What you will do
In the copy, keep every record exact and leave out all images.

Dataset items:
>>

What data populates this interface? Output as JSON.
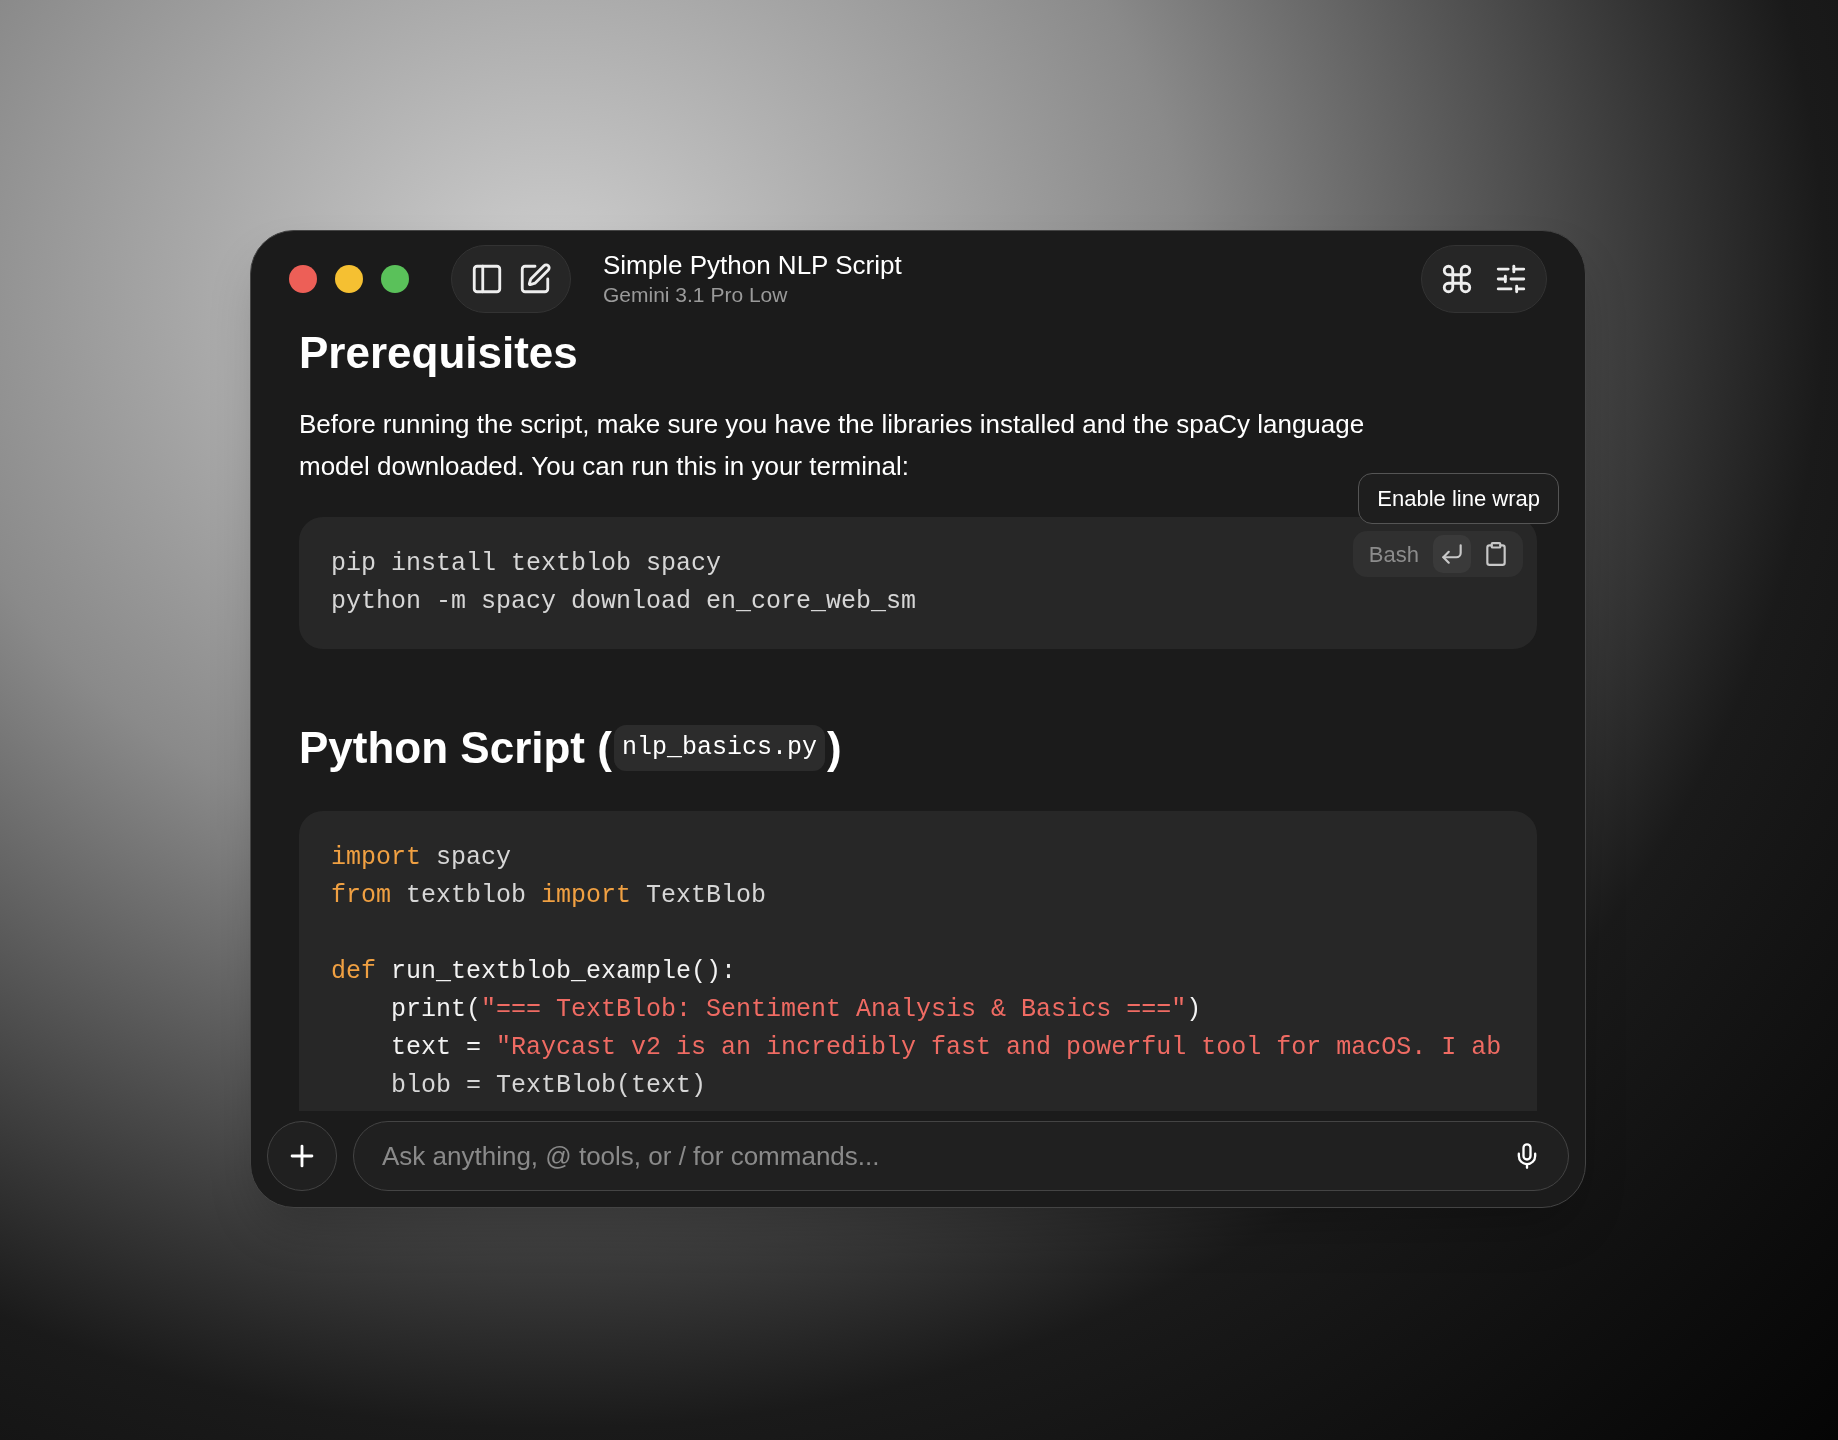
{
  "window": {
    "title": "Simple Python NLP Script",
    "subtitle": "Gemini 3.1 Pro Low"
  },
  "content": [
    {
      "kind": "heading",
      "text": "Prerequisites"
    },
    {
      "kind": "paragraph",
      "text": "Before running the script, make sure you have the libraries installed and the spaCy language model downloaded. You can run this in your terminal:"
    },
    {
      "kind": "code",
      "language": "Bash",
      "tooltip": "Enable line wrap",
      "lines": [
        {
          "kind": "text",
          "tokens": [
            {
              "kind": "plain",
              "s": "pip install textblob spacy"
            }
          ]
        },
        {
          "kind": "text",
          "tokens": [
            {
              "kind": "plain",
              "s": "python -m spacy download en_core_web_sm"
            }
          ]
        }
      ]
    },
    {
      "kind": "code_heading",
      "before": "Python Script (",
      "code": "nlp_basics.py",
      "after": ")"
    },
    {
      "kind": "code",
      "lines": [
        {
          "kind": "text",
          "tokens": [
            {
              "kind": "keyword",
              "s": "import"
            },
            {
              "kind": "plain",
              "s": " spacy"
            }
          ]
        },
        {
          "kind": "text",
          "tokens": [
            {
              "kind": "keyword",
              "s": "from"
            },
            {
              "kind": "plain",
              "s": " textblob "
            },
            {
              "kind": "keyword",
              "s": "import"
            },
            {
              "kind": "plain",
              "s": " TextBlob"
            }
          ]
        },
        {
          "kind": "blank"
        },
        {
          "kind": "text",
          "tokens": [
            {
              "kind": "keyword",
              "s": "def"
            },
            {
              "kind": "name",
              "s": " run_textblob_example():"
            }
          ]
        },
        {
          "kind": "text",
          "tokens": [
            {
              "kind": "name",
              "s": "    print("
            },
            {
              "kind": "string",
              "s": "\"=== TextBlob: Sentiment Analysis & Basics ===\""
            },
            {
              "kind": "name",
              "s": ")"
            }
          ]
        },
        {
          "kind": "text",
          "tokens": [
            {
              "kind": "name",
              "s": "    text = "
            },
            {
              "kind": "string",
              "s": "\"Raycast v2 is an incredibly fast and powerful tool for macOS. I ab"
            }
          ]
        },
        {
          "kind": "text",
          "tokens": [
            {
              "kind": "plain",
              "s": "    blob = TextBlob(text)"
            }
          ]
        }
      ]
    }
  ],
  "composer": {
    "placeholder": "Ask anything, @ tools, or / for commands..."
  }
}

<<

Answer below
What data populates this interface? Output as JSON.
{
  "window": {
    "title": "Simple Python NLP Script",
    "subtitle": "Gemini 3.1 Pro Low"
  },
  "content": [
    {
      "kind": "heading",
      "text": "Prerequisites"
    },
    {
      "kind": "paragraph",
      "text": "Before running the script, make sure you have the libraries installed and the spaCy language model downloaded. You can run this in your terminal:"
    },
    {
      "kind": "code",
      "language": "Bash",
      "tooltip": "Enable line wrap",
      "lines": [
        {
          "kind": "text",
          "tokens": [
            {
              "kind": "plain",
              "s": "pip install textblob spacy"
            }
          ]
        },
        {
          "kind": "text",
          "tokens": [
            {
              "kind": "plain",
              "s": "python -m spacy download en_core_web_sm"
            }
          ]
        }
      ]
    },
    {
      "kind": "code_heading",
      "before": "Python Script (",
      "code": "nlp_basics.py",
      "after": ")"
    },
    {
      "kind": "code",
      "lines": [
        {
          "kind": "text",
          "tokens": [
            {
              "kind": "keyword",
              "s": "import"
            },
            {
              "kind": "plain",
              "s": " spacy"
            }
          ]
        },
        {
          "kind": "text",
          "tokens": [
            {
              "kind": "keyword",
              "s": "from"
            },
            {
              "kind": "plain",
              "s": " textblob "
            },
            {
              "kind": "keyword",
              "s": "import"
            },
            {
              "kind": "plain",
              "s": " TextBlob"
            }
          ]
        },
        {
          "kind": "blank"
        },
        {
          "kind": "text",
          "tokens": [
            {
              "kind": "keyword",
              "s": "def"
            },
            {
              "kind": "name",
              "s": " run_textblob_example():"
            }
          ]
        },
        {
          "kind": "text",
          "tokens": [
            {
              "kind": "name",
              "s": "    print("
            },
            {
              "kind": "string",
              "s": "\"=== TextBlob: Sentiment Analysis & Basics ===\""
            },
            {
              "kind": "name",
              "s": ")"
            }
          ]
        },
        {
          "kind": "text",
          "tokens": [
            {
              "kind": "name",
              "s": "    text = "
            },
            {
              "kind": "string",
              "s": "\"Raycast v2 is an incredibly fast and powerful tool for macOS. I ab"
            }
          ]
        },
        {
          "kind": "text",
          "tokens": [
            {
              "kind": "plain",
              "s": "    blob = TextBlob(text)"
            }
          ]
        }
      ]
    }
  ],
  "composer": {
    "placeholder": "Ask anything, @ tools, or / for commands..."
  }
}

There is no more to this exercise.